• **TO DO**:
Show every line below where "Partitioned" can be found.

• **SUPPLIED DATA**:
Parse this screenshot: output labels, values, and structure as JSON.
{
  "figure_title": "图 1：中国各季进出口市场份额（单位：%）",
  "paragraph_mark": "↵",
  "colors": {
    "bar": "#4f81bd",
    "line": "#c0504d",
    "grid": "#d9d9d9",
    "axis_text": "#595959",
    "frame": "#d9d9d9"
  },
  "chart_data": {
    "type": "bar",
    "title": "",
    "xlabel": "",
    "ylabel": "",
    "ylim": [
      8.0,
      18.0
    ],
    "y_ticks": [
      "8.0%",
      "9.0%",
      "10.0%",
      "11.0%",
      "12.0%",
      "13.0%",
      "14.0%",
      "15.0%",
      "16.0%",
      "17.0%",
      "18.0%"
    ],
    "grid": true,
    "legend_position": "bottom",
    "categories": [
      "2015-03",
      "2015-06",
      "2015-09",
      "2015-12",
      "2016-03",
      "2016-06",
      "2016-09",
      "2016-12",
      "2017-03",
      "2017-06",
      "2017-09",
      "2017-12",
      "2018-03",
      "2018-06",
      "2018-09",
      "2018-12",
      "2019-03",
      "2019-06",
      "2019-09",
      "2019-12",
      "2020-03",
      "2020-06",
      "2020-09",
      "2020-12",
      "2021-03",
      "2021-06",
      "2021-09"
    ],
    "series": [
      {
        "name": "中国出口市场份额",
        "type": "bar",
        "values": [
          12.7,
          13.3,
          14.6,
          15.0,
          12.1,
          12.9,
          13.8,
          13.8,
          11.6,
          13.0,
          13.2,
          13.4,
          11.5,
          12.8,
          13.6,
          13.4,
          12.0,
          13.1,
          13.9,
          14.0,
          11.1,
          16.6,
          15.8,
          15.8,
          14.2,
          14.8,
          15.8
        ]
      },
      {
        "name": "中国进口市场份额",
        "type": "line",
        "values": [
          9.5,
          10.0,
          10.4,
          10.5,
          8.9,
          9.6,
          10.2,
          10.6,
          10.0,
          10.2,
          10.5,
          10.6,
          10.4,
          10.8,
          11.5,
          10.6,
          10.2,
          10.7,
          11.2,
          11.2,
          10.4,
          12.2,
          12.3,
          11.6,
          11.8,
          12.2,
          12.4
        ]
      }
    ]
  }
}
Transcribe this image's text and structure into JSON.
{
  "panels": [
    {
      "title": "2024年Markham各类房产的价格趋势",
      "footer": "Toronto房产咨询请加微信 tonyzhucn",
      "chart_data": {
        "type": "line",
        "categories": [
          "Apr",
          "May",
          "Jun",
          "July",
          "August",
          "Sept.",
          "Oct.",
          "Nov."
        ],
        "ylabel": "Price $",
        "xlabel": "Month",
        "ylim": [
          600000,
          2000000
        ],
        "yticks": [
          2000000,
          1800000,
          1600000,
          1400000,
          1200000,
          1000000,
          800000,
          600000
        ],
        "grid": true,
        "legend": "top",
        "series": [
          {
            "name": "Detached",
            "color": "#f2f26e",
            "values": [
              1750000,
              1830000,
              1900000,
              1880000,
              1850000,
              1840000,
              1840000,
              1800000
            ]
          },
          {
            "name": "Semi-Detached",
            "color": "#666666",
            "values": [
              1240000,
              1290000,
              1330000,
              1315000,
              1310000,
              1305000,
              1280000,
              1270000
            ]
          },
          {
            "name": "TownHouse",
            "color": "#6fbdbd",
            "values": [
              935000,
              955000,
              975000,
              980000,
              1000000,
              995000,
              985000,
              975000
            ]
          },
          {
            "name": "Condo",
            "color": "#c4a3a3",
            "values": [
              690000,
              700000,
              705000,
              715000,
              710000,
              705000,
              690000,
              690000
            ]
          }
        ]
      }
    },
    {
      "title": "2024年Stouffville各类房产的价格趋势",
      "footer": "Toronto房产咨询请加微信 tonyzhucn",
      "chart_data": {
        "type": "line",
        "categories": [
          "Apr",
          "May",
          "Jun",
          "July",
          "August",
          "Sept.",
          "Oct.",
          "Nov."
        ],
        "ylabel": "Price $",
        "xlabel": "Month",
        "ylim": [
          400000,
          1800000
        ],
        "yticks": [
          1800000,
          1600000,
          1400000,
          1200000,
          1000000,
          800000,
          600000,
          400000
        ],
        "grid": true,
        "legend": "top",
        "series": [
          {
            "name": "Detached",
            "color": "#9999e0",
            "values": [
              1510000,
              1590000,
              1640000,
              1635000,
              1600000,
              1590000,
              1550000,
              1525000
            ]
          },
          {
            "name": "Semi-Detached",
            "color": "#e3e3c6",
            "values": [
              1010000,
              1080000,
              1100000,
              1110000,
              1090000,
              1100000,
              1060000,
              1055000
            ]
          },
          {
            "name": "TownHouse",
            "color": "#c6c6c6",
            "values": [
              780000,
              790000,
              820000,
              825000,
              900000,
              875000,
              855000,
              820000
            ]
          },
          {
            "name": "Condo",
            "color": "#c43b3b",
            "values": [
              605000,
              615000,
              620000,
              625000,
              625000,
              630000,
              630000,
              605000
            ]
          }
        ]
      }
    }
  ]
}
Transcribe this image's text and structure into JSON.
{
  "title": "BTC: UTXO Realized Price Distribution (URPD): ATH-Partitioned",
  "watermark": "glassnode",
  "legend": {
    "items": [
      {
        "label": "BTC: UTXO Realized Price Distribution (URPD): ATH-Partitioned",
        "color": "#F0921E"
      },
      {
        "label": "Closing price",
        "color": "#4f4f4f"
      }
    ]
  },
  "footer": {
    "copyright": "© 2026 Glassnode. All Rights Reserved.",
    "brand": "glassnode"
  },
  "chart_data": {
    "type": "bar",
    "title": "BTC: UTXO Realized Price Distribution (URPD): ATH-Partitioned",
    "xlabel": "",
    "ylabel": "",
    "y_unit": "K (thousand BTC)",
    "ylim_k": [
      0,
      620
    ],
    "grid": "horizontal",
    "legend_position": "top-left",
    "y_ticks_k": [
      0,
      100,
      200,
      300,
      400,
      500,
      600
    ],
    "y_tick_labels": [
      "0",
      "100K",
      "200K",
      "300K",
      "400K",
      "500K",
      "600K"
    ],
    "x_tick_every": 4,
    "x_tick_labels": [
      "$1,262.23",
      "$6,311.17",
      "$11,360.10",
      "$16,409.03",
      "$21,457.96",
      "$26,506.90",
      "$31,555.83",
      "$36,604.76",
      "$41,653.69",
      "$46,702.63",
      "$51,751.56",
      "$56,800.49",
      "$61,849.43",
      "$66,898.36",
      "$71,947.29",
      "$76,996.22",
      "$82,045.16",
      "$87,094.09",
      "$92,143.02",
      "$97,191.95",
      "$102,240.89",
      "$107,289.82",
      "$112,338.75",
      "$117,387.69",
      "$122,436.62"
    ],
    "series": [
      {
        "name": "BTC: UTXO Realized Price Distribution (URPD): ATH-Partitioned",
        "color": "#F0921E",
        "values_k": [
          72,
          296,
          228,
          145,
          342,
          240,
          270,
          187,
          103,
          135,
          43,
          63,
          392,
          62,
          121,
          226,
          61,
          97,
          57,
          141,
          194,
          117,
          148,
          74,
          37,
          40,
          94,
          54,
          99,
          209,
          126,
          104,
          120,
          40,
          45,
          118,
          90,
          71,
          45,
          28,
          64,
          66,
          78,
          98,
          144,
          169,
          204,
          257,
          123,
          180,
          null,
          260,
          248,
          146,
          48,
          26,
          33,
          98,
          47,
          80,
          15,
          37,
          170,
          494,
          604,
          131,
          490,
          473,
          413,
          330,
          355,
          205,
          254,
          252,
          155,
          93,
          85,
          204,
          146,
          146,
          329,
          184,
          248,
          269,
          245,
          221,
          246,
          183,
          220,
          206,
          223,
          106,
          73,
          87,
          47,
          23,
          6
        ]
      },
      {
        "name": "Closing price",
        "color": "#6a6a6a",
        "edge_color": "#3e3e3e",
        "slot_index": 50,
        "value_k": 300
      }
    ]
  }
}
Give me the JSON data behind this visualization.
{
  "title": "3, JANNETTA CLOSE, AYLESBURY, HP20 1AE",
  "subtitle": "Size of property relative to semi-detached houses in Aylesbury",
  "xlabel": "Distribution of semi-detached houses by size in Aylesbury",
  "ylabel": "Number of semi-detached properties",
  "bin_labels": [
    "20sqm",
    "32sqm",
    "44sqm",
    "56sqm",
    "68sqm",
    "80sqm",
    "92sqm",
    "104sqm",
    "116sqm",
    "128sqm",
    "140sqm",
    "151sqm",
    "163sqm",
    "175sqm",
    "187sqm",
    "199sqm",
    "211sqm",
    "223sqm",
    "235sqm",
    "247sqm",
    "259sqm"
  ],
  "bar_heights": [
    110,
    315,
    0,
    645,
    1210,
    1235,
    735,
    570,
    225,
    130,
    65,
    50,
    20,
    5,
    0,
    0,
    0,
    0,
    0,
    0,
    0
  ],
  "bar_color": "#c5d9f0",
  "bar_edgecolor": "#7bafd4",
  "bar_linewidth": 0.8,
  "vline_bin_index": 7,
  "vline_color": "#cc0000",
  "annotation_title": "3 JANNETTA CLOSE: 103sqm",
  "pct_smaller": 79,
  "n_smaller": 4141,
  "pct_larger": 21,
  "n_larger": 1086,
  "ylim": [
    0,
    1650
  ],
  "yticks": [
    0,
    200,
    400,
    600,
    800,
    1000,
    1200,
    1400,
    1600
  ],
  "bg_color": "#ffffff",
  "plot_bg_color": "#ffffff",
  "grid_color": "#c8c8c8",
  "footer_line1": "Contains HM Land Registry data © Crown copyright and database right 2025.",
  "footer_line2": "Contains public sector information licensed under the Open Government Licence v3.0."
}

• **RESULT OF THE EXERCISE**:
  "title": "BTC: UTXO Realized Price Distribution (URPD): ATH-Partitioned",
        "label": "BTC: UTXO Realized Price Distribution (URPD): ATH-Partitioned",
    "title": "BTC: UTXO Realized Price Distribution (URPD): ATH-Partitioned",
        "name": "BTC: UTXO Realized Price Distribution (URPD): ATH-Partitioned",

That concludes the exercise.